Exercise task:
Write out all the entries word for word, but skip any images.

Extracted entries:
════════

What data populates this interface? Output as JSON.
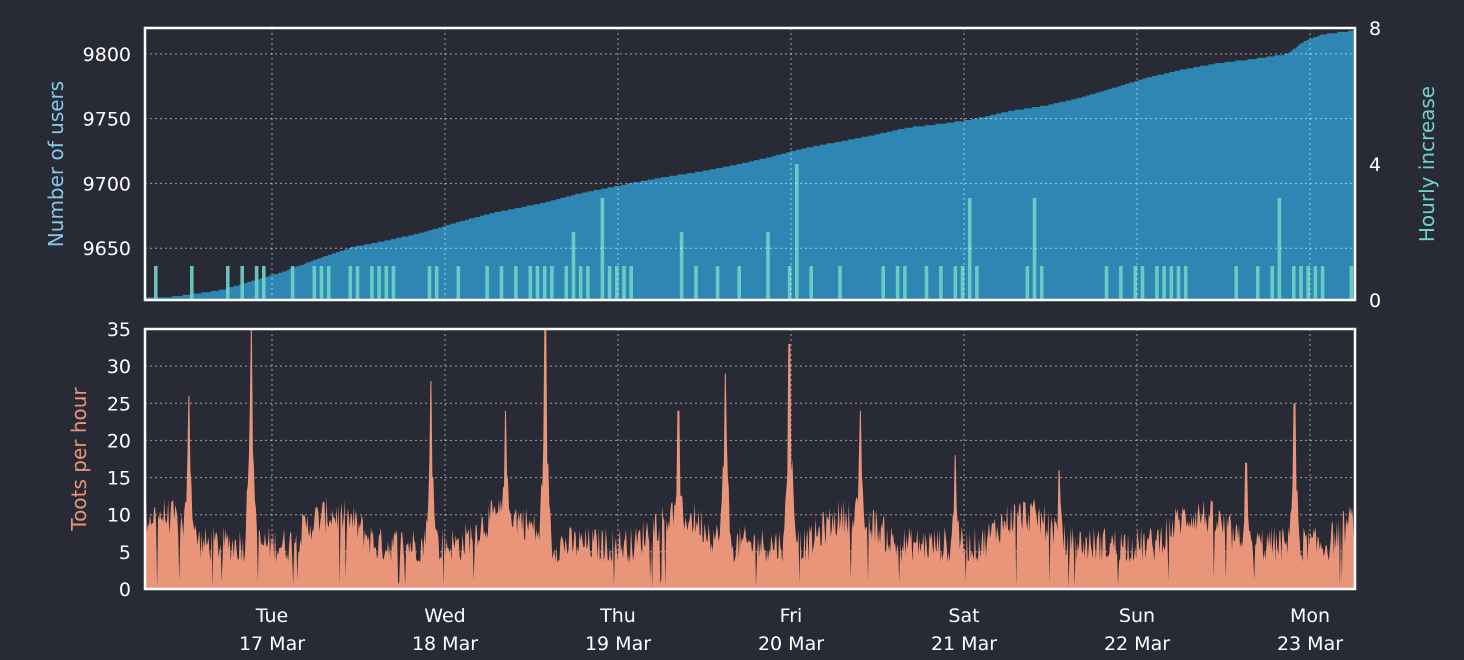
{
  "colors": {
    "background": "#282a35",
    "users_fill": "#2e86b3",
    "hourly_fill": "#6fd3c8",
    "toots_fill": "#e9957a",
    "users_label": "#85c9e8",
    "hourly_label": "#6fd3c8",
    "toots_label": "#e9957a",
    "tick_text": "#ffffff",
    "frame": "#ffffff"
  },
  "chart_data": [
    {
      "type": "area",
      "ylabel": "Number of users",
      "y2label": "Hourly increase",
      "ylim": [
        9610,
        9820
      ],
      "yticks": [
        9650,
        9700,
        9750,
        9800
      ],
      "y2lim": [
        0,
        8
      ],
      "y2ticks": [
        0,
        4,
        8
      ],
      "grid": true,
      "x_days": [
        0,
        1,
        2,
        3,
        4,
        5,
        6,
        7
      ],
      "users_series": {
        "days": [
          0,
          0.12,
          0.25,
          0.45,
          0.6,
          0.8,
          1.0,
          1.2,
          1.4,
          1.6,
          1.8,
          2.0,
          2.3,
          2.5,
          2.8,
          3.0,
          3.2,
          3.4,
          3.6,
          3.8,
          4.0,
          4.2,
          4.4,
          4.6,
          4.8,
          5.0,
          5.2,
          5.4,
          5.6,
          5.8,
          6.0,
          6.2,
          6.4,
          6.6,
          6.7,
          6.8,
          6.98
        ],
        "values": [
          9612,
          9612,
          9614,
          9618,
          9624,
          9632,
          9642,
          9651,
          9656,
          9662,
          9670,
          9677,
          9685,
          9692,
          9700,
          9705,
          9709,
          9714,
          9720,
          9727,
          9732,
          9737,
          9743,
          9746,
          9750,
          9756,
          9760,
          9766,
          9774,
          9782,
          9788,
          9793,
          9796,
          9800,
          9810,
          9815,
          9818
        ]
      },
      "hourly_increase_note": "hourly series is mostly 0-1 with spikes up to about 4"
    },
    {
      "type": "area",
      "ylabel": "Toots per hour",
      "ylim": [
        0,
        35
      ],
      "yticks": [
        0,
        5,
        10,
        15,
        20,
        25,
        30,
        35
      ],
      "grid": true,
      "x_days": [
        0,
        1,
        2,
        3,
        4,
        5,
        6,
        7
      ],
      "x_tick_labels": [
        {
          "day": "Tue",
          "date": "17 Mar"
        },
        {
          "day": "Wed",
          "date": "18 Mar"
        },
        {
          "day": "Thu",
          "date": "19 Mar"
        },
        {
          "day": "Fri",
          "date": "20 Mar"
        },
        {
          "day": "Sat",
          "date": "21 Mar"
        },
        {
          "day": "Sun",
          "date": "22 Mar"
        },
        {
          "day": "Mon",
          "date": "23 Mar"
        }
      ],
      "peaks": [
        {
          "day": 0.52,
          "value": 26
        },
        {
          "day": 0.88,
          "value": 35
        },
        {
          "day": 1.92,
          "value": 28
        },
        {
          "day": 2.35,
          "value": 24
        },
        {
          "day": 2.58,
          "value": 35
        },
        {
          "day": 3.35,
          "value": 24
        },
        {
          "day": 3.62,
          "value": 29
        },
        {
          "day": 3.99,
          "value": 33
        },
        {
          "day": 4.4,
          "value": 24
        },
        {
          "day": 4.95,
          "value": 18
        },
        {
          "day": 5.55,
          "value": 16
        },
        {
          "day": 6.63,
          "value": 17
        },
        {
          "day": 6.91,
          "value": 25
        }
      ]
    }
  ]
}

════════

Answer to this problem:
What data populates this interface? Output as JSON.
{
  "colors": {
    "background": "#282a35",
    "users_fill": "#2e86b3",
    "hourly_fill": "#6fd3c8",
    "toots_fill": "#e9957a",
    "users_label": "#85c9e8",
    "hourly_label": "#6fd3c8",
    "toots_label": "#e9957a",
    "tick_text": "#ffffff",
    "frame": "#ffffff"
  },
  "chart_data": [
    {
      "type": "area",
      "ylabel": "Number of users",
      "y2label": "Hourly increase",
      "ylim": [
        9610,
        9820
      ],
      "yticks": [
        9650,
        9700,
        9750,
        9800
      ],
      "y2lim": [
        0,
        8
      ],
      "y2ticks": [
        0,
        4,
        8
      ],
      "grid": true,
      "x_days": [
        0,
        1,
        2,
        3,
        4,
        5,
        6,
        7
      ],
      "users_series": {
        "days": [
          0,
          0.12,
          0.25,
          0.45,
          0.6,
          0.8,
          1.0,
          1.2,
          1.4,
          1.6,
          1.8,
          2.0,
          2.3,
          2.5,
          2.8,
          3.0,
          3.2,
          3.4,
          3.6,
          3.8,
          4.0,
          4.2,
          4.4,
          4.6,
          4.8,
          5.0,
          5.2,
          5.4,
          5.6,
          5.8,
          6.0,
          6.2,
          6.4,
          6.6,
          6.7,
          6.8,
          6.98
        ],
        "values": [
          9612,
          9612,
          9614,
          9618,
          9624,
          9632,
          9642,
          9651,
          9656,
          9662,
          9670,
          9677,
          9685,
          9692,
          9700,
          9705,
          9709,
          9714,
          9720,
          9727,
          9732,
          9737,
          9743,
          9746,
          9750,
          9756,
          9760,
          9766,
          9774,
          9782,
          9788,
          9793,
          9796,
          9800,
          9810,
          9815,
          9818
        ]
      },
      "hourly_increase_note": "hourly series is mostly 0-1 with spikes up to about 4"
    },
    {
      "type": "area",
      "ylabel": "Toots per hour",
      "ylim": [
        0,
        35
      ],
      "yticks": [
        0,
        5,
        10,
        15,
        20,
        25,
        30,
        35
      ],
      "grid": true,
      "x_days": [
        0,
        1,
        2,
        3,
        4,
        5,
        6,
        7
      ],
      "x_tick_labels": [
        {
          "day": "Tue",
          "date": "17 Mar"
        },
        {
          "day": "Wed",
          "date": "18 Mar"
        },
        {
          "day": "Thu",
          "date": "19 Mar"
        },
        {
          "day": "Fri",
          "date": "20 Mar"
        },
        {
          "day": "Sat",
          "date": "21 Mar"
        },
        {
          "day": "Sun",
          "date": "22 Mar"
        },
        {
          "day": "Mon",
          "date": "23 Mar"
        }
      ],
      "peaks": [
        {
          "day": 0.52,
          "value": 26
        },
        {
          "day": 0.88,
          "value": 35
        },
        {
          "day": 1.92,
          "value": 28
        },
        {
          "day": 2.35,
          "value": 24
        },
        {
          "day": 2.58,
          "value": 35
        },
        {
          "day": 3.35,
          "value": 24
        },
        {
          "day": 3.62,
          "value": 29
        },
        {
          "day": 3.99,
          "value": 33
        },
        {
          "day": 4.4,
          "value": 24
        },
        {
          "day": 4.95,
          "value": 18
        },
        {
          "day": 5.55,
          "value": 16
        },
        {
          "day": 6.63,
          "value": 17
        },
        {
          "day": 6.91,
          "value": 25
        }
      ]
    }
  ]
}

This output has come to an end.